**TEXT SHOWN:**
When you think about it, this approach allows you to customize your tools to give precisely the effect you want and store them for immediate use or apply later on similar images. The trick is to work out what the tools do, their sequence and what settings give the desired result. This is the part where other users’ recommendations may establish a starting point for further experimentation, to adapt to your image’s quirks.
The dialog boxes have some unusual features too. They have a number of buttons on their margins which have a special purpose. Fig.1 shows the most common of these and what they do. Depending on which button you use, a tool is applied to an image, all open images or a batch of images listed in the tool.
Image file windows also have buttons on their margins for quick access to common zoom tools (fig.2). The tab at the side of the window has special powers too. For instance, if you drag the tab to the desktop a duplicate image is formed. Drag the tab back onto the side bar of the first image and the image is used as a mask. (The image tab changes color to remind you that there is an active mask on the image.)
fig.2 The main imaging window of PixInsight has the customary menus and customized toolbars and additional tabs on the lefthand side that give access to process, file and history information and an alternative way of selecting processes (tools). An image window has some unique controls around its edges to control the zoom and size of the window and a left-hand border that acts as an active area for dropping in images for masking or creating previews.
The four “explorer” tabs on the left hand side give quick access to the file system, tools, processing history and view information of an image. The PI “File Explorer” is designed for image files and gives unique image analysis information that is not available in a normal OS file browser and includes image analysis statistics. The View Explorer shows detailed information on the selected image file. This comes into its own when you have a lot of images to work with. The History Explorer (fig.3) is a useful extension of the History Palette in Photoshop. PI goes further though; the listed processes store their settings and it is easy to apply them to another image or batch of images, simply by dragging the line item over to an image, icon, desktop and so on. This may be of particular interest when you process one image of an RGB set and then wish to apply the same tools and settings on the other two images. I guess the same is true when processing a mosaic and you require all the image files to seamlessly match in color and tone.

**DATA BLOCK:**

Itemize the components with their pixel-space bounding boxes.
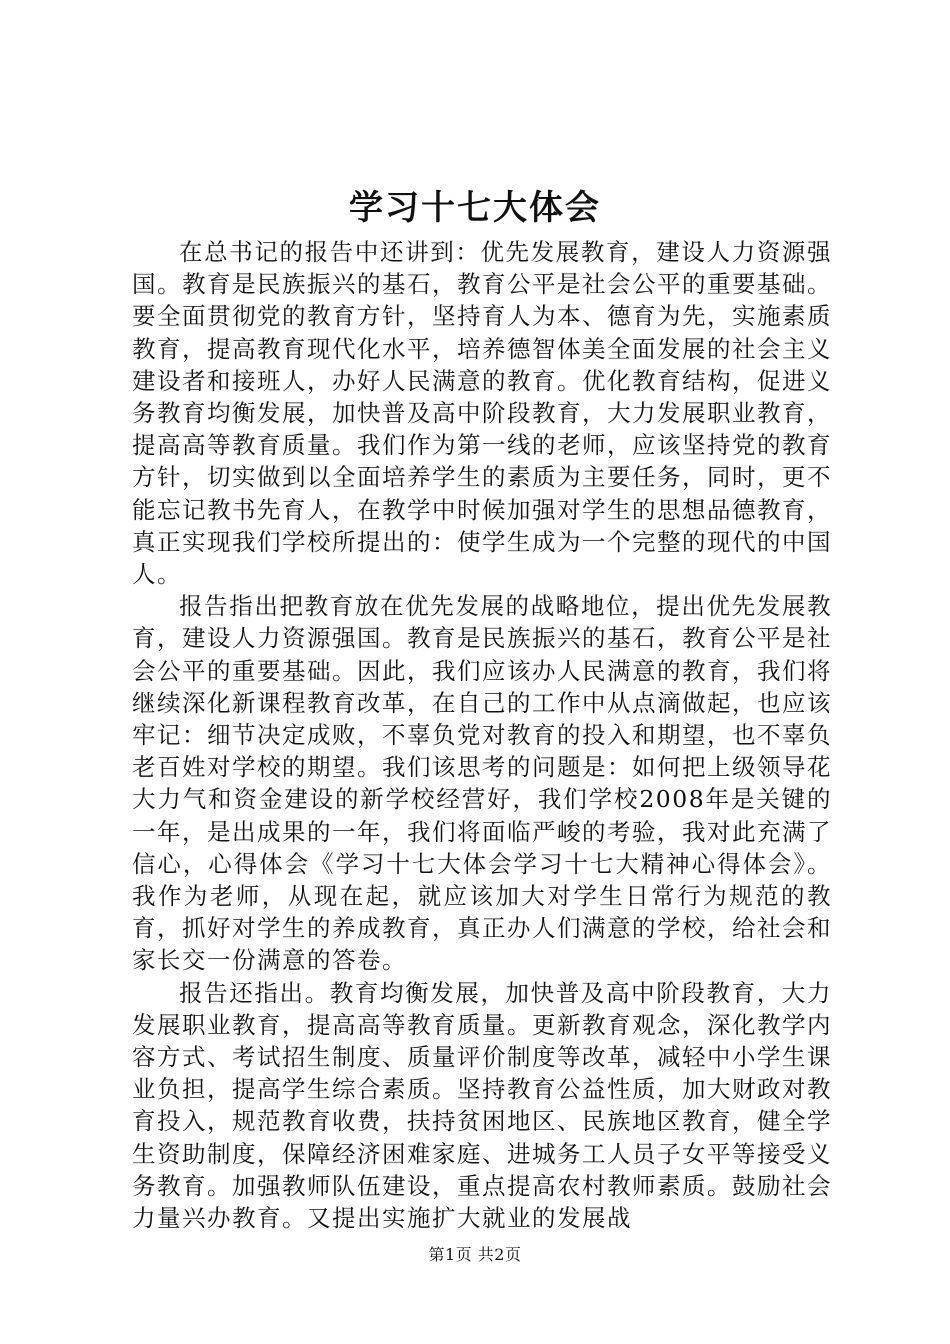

**DIRECTIVE 1:** Using the text on PixInsight's interface, decide whether each statement agrees with it: (a) dragging an image window's tab to the desktop creates a duplicate image; (b) the File Explorer shows the same information as a normal OS file browser; (c) processes listed in the History Explorer keep their settings. Answer yes or no for each, quoting the words of the text that decide it.
**DIRECTIVE 2:** Write the next part of the text on PixInsight's interface, picking up after its last sentence.

**RIGHT ANSWER 1:**
(a) Yes: "if you drag the tab to the desktop a duplicate image is formed"
(b) No: "gives unique image analysis information that is not available in a normal OS file browser"
(c) Yes: "the listed processes store their settings"

**RIGHT ANSWER 2:**
fig.3 The History Explorer uniquely lists all the things you have done to an image and allows you to drag (as seen here) a highlighted process to apply it elsewhere or store it for later use. When you save a project, the history state of the image files are preserved. The process settings are shown on the right in script form, so that they can be copied and edited for sharing and use elsewhere. This is intimidating and powerful at the same time.
fig.4 A example of a batch process dialog, in this case the statistical combination of files. The file list is at the top and the various controls can be expanded, altered and shrunk back. This is a very powerful tool with many options optimized for darks, bias, flat and light exposures. It can use separate parameters for normalization, rejecting pixels and also for statistically combining the remaining ones.
The Language
I have some issues with the unnecessary academic nomenclature. I am not averse to scientific language but in this case I think it is a barrier to useful and logical user experimentation. The most immediate are a number of tool names and especially their acronyms that offer little clue of their function, especially to a new user. Their icons are no better. That is true of many programs but PI seems to revel in being different and academic. In addition there are other unique peculiarities: there are processes, icons, containers, scripts, workspaces, projects, objects and previews.
Processes, Objects and Scripts
In the simplest terms, processes are equivalent to tools and objects are typically image files. A script is a small program, often provided by a third party that can provide a utility function, combine existing tools into a more usable form and simplify batch processing. A script editor is also provided in PI to create your own, or modify existing ones. With a little knowledge you can read a script and work out what it does (that is if you have a few cloudy nights). As each tool is applied to an image, the “Process Console” tracks progress with a text-like record. This may appear redundant but it can be useful to scroll back to ensure everything worked on every file and that the various actions were performed according to plan.
Icons are minimized files or tools, floating on the desktop. In a program like Photoshop, the tools are anchored to the tool bars as small icons and a more detailed dialog is expanded when required. In PI, a process is selected from a menu and if the process (tool) is minimized to an icon on the desktop, it keeps its settings and can be renamed to something useful. Its icon form occupies very little space on the desktop and it can be recalled or stored for repeated use or arranged with others to remind you of a processing sequence. An image can be minimized to an icon too. It is handy to keep a partially processed image file close at hand for use later on, say for generating masks or alignment. These unique features allow one to build upon early successes.
Containers, Workspaces and Projects
For the more confident user, “Containers” is a posh word for a collection of image or tools. This is a software device to group together image files for batch processing and assemble a sequence of processes (tools) to apply to one or more images.
Workspaces are just a method to de-clutter the desktop and organize those images and tools that belong together and recall them as a group with a touch of a button. Files and tools are just dragged to the workspace buttons as required.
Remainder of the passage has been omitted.